What you should do:
Go through the records and copy each line where the word "this" occurs.
━━━ Exercise input
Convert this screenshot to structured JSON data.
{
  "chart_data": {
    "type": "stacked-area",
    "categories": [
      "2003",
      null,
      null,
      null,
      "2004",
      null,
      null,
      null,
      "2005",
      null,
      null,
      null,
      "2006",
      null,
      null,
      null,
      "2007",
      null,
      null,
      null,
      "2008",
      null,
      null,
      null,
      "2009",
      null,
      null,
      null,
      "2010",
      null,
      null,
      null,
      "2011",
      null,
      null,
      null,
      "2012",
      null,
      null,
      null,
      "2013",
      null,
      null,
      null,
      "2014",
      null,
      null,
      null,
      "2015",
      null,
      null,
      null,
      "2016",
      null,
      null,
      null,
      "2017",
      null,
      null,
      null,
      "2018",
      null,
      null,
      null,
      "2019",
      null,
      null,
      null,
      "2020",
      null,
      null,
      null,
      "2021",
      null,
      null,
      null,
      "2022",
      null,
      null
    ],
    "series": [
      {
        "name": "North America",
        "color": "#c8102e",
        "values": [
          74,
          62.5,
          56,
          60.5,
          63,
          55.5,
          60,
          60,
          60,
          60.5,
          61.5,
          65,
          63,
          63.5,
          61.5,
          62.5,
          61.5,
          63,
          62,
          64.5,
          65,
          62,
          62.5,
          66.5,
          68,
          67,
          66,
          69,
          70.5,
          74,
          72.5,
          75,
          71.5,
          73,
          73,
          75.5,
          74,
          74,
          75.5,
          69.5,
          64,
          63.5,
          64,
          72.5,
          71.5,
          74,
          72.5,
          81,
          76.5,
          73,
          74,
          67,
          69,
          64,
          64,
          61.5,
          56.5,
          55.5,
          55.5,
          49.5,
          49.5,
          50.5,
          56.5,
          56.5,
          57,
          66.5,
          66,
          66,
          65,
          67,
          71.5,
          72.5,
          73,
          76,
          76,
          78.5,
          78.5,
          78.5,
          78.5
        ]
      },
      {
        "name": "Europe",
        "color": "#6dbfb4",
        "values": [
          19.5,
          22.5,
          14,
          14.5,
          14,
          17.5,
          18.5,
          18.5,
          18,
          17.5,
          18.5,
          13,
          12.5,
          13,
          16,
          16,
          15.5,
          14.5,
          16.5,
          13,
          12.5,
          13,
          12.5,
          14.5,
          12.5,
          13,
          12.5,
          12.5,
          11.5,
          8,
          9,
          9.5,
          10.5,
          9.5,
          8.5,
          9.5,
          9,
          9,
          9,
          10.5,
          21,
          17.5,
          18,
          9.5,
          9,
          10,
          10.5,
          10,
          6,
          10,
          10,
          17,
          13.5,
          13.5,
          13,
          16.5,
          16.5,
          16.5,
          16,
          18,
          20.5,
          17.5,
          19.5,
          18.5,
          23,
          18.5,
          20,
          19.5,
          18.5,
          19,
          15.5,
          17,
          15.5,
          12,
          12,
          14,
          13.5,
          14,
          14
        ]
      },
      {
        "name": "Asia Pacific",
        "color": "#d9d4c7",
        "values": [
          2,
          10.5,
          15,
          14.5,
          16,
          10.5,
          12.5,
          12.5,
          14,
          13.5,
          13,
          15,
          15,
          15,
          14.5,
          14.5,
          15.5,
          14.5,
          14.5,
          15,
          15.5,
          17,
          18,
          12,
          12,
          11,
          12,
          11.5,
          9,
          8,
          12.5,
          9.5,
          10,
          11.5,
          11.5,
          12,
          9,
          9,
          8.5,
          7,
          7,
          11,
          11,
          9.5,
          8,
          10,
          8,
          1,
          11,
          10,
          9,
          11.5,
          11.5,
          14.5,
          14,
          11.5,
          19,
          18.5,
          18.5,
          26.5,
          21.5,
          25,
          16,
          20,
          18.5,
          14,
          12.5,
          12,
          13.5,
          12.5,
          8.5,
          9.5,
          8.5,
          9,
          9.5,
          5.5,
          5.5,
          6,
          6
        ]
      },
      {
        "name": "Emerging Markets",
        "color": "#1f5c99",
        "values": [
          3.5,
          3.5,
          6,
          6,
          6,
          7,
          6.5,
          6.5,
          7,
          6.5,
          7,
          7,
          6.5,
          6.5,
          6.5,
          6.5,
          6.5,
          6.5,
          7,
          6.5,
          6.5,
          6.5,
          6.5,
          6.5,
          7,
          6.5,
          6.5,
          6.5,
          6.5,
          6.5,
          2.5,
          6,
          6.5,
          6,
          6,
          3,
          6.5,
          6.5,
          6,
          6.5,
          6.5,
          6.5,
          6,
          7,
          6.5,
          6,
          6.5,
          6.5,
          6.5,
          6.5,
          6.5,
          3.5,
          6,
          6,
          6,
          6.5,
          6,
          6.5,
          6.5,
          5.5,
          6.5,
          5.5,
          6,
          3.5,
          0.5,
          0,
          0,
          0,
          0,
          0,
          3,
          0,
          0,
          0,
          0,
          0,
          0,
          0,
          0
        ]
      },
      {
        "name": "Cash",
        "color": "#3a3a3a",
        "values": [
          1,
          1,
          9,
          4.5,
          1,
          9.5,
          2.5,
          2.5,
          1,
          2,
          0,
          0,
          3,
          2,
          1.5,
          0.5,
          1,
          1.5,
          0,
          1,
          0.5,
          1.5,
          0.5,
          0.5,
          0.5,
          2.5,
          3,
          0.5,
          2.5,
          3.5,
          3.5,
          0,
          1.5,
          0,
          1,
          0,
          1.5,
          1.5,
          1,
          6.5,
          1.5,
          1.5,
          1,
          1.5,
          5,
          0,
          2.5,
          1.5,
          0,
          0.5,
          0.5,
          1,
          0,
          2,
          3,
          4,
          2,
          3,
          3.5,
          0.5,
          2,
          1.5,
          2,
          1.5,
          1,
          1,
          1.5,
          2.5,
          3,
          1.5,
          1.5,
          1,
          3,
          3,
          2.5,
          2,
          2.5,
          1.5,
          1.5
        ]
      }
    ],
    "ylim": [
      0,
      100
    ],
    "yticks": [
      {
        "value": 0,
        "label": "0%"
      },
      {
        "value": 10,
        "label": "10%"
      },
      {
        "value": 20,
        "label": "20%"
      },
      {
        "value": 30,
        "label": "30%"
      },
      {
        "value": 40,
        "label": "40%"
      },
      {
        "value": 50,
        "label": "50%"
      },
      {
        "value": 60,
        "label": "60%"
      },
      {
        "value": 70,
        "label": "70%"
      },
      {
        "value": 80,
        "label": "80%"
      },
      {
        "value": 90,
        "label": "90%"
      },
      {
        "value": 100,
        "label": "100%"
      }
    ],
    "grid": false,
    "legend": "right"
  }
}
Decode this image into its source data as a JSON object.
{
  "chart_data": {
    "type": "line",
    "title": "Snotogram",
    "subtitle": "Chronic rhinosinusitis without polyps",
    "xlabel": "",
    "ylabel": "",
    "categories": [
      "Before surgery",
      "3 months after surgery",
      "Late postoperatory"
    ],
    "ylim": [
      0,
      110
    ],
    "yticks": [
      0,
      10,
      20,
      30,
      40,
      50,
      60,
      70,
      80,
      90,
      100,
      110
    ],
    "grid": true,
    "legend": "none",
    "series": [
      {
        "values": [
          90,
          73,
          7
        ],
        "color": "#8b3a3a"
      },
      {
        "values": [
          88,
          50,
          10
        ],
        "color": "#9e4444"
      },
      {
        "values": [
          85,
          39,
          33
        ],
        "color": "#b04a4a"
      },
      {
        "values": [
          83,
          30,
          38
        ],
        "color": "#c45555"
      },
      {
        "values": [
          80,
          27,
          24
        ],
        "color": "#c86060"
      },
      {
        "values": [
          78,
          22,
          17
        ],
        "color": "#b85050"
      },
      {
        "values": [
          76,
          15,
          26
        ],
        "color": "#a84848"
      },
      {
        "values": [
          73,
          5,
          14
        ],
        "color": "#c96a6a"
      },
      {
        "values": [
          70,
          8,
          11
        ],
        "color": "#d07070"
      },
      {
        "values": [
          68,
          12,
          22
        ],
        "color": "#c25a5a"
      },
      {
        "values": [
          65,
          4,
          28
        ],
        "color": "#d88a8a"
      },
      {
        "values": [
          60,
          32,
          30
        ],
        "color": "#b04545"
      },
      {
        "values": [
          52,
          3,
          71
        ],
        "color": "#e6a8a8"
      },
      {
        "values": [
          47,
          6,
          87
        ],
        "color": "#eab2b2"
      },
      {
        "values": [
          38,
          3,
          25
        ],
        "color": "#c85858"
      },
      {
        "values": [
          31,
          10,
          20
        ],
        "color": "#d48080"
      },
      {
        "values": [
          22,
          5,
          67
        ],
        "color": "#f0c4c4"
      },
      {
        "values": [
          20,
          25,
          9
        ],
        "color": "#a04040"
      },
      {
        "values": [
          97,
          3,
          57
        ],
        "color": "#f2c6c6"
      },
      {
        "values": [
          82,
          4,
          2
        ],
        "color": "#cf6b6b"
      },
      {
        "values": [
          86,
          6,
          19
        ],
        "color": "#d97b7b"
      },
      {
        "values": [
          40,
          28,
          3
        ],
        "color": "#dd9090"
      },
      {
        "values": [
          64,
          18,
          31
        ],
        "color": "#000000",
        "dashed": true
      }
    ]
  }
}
━━━━━━
Result of the task:
Convert this screenshot to structured JSON data.
Decode this image into its source data as a JSON object.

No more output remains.